(Stored data)

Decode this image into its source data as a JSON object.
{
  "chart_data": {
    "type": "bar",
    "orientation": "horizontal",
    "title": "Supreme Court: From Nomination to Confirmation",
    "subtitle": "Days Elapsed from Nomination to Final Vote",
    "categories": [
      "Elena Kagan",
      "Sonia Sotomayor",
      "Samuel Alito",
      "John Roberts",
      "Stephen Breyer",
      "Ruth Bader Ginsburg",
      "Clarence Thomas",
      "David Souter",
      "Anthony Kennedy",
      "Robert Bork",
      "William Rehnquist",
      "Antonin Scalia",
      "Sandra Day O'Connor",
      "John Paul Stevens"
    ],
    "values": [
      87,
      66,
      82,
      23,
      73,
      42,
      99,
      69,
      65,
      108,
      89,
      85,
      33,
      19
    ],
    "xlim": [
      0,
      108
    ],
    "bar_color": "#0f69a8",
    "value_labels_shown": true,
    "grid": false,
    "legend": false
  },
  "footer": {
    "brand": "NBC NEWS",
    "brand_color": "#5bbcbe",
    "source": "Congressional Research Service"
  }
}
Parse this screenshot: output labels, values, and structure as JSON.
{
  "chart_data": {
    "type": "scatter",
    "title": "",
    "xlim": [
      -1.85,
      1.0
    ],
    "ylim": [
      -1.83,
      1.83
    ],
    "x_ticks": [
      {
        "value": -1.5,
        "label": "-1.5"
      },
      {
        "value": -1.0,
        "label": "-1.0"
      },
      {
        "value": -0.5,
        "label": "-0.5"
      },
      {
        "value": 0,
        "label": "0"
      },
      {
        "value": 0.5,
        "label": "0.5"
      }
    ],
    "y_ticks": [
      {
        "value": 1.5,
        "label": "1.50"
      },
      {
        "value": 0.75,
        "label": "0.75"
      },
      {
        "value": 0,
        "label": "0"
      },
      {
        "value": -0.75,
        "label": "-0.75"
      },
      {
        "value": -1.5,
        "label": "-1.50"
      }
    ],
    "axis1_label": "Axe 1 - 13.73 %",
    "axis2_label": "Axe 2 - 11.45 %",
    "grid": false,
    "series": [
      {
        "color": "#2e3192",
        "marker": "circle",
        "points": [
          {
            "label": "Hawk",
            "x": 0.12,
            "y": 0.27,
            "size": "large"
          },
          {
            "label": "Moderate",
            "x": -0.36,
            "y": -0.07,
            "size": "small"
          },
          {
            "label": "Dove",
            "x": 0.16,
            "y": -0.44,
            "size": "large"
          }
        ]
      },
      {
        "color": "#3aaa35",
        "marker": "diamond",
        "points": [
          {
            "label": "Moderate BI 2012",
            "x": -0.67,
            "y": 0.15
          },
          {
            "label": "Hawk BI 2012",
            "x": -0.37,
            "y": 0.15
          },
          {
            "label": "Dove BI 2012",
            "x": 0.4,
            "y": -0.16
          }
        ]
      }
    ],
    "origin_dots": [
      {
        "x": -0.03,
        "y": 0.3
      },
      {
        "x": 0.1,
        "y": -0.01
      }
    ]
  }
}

**WORK TO BE COMPLETED:** Copy all of the data. Keep every word exactly as it is.

**PROBLEM SOLUTION:**
Decode this image into its source data as a JSON object.
{
  "chart_data": {
    "type": "bar",
    "orientation": "horizontal",
    "title": "Supreme Court: From Nomination to Confirmation",
    "subtitle": "Days Elapsed from Nomination to Final Vote",
    "categories": [
      "Elena Kagan",
      "Sonia Sotomayor",
      "Samuel Alito",
      "John Roberts",
      "Stephen Breyer",
      "Ruth Bader Ginsburg",
      "Clarence Thomas",
      "David Souter",
      "Anthony Kennedy",
      "Robert Bork",
      "William Rehnquist",
      "Antonin Scalia",
      "Sandra Day O'Connor",
      "John Paul Stevens"
    ],
    "values": [
      87,
      66,
      82,
      23,
      73,
      42,
      99,
      69,
      65,
      108,
      89,
      85,
      33,
      19
    ],
    "xlim": [
      0,
      108
    ],
    "bar_color": "#0f69a8",
    "value_labels_shown": true,
    "grid": false,
    "legend": false
  },
  "footer": {
    "brand": "NBC NEWS",
    "brand_color": "#5bbcbe",
    "source": "Congressional Research Service"
  }
}
Parse this screenshot: output labels, values, and structure as JSON.
{
  "chart_data": {
    "type": "scatter",
    "title": "",
    "xlim": [
      -1.85,
      1.0
    ],
    "ylim": [
      -1.83,
      1.83
    ],
    "x_ticks": [
      {
        "value": -1.5,
        "label": "-1.5"
      },
      {
        "value": -1.0,
        "label": "-1.0"
      },
      {
        "value": -0.5,
        "label": "-0.5"
      },
      {
        "value": 0,
        "label": "0"
      },
      {
        "value": 0.5,
        "label": "0.5"
      }
    ],
    "y_ticks": [
      {
        "value": 1.5,
        "label": "1.50"
      },
      {
        "value": 0.75,
        "label": "0.75"
      },
      {
        "value": 0,
        "label": "0"
      },
      {
        "value": -0.75,
        "label": "-0.75"
      },
      {
        "value": -1.5,
        "label": "-1.50"
      }
    ],
    "axis1_label": "Axe 1 - 13.73 %",
    "axis2_label": "Axe 2 - 11.45 %",
    "grid": false,
    "series": [
      {
        "color": "#2e3192",
        "marker": "circle",
        "points": [
          {
            "label": "Hawk",
            "x": 0.12,
            "y": 0.27,
            "size": "large"
          },
          {
            "label": "Moderate",
            "x": -0.36,
            "y": -0.07,
            "size": "small"
          },
          {
            "label": "Dove",
            "x": 0.16,
            "y": -0.44,
            "size": "large"
          }
        ]
      },
      {
        "color": "#3aaa35",
        "marker": "diamond",
        "points": [
          {
            "label": "Moderate BI 2012",
            "x": -0.67,
            "y": 0.15
          },
          {
            "label": "Hawk BI 2012",
            "x": -0.37,
            "y": 0.15
          },
          {
            "label": "Dove BI 2012",
            "x": 0.4,
            "y": -0.16
          }
        ]
      }
    ],
    "origin_dots": [
      {
        "x": -0.03,
        "y": 0.3
      },
      {
        "x": 0.1,
        "y": -0.01
      }
    ]
  }
}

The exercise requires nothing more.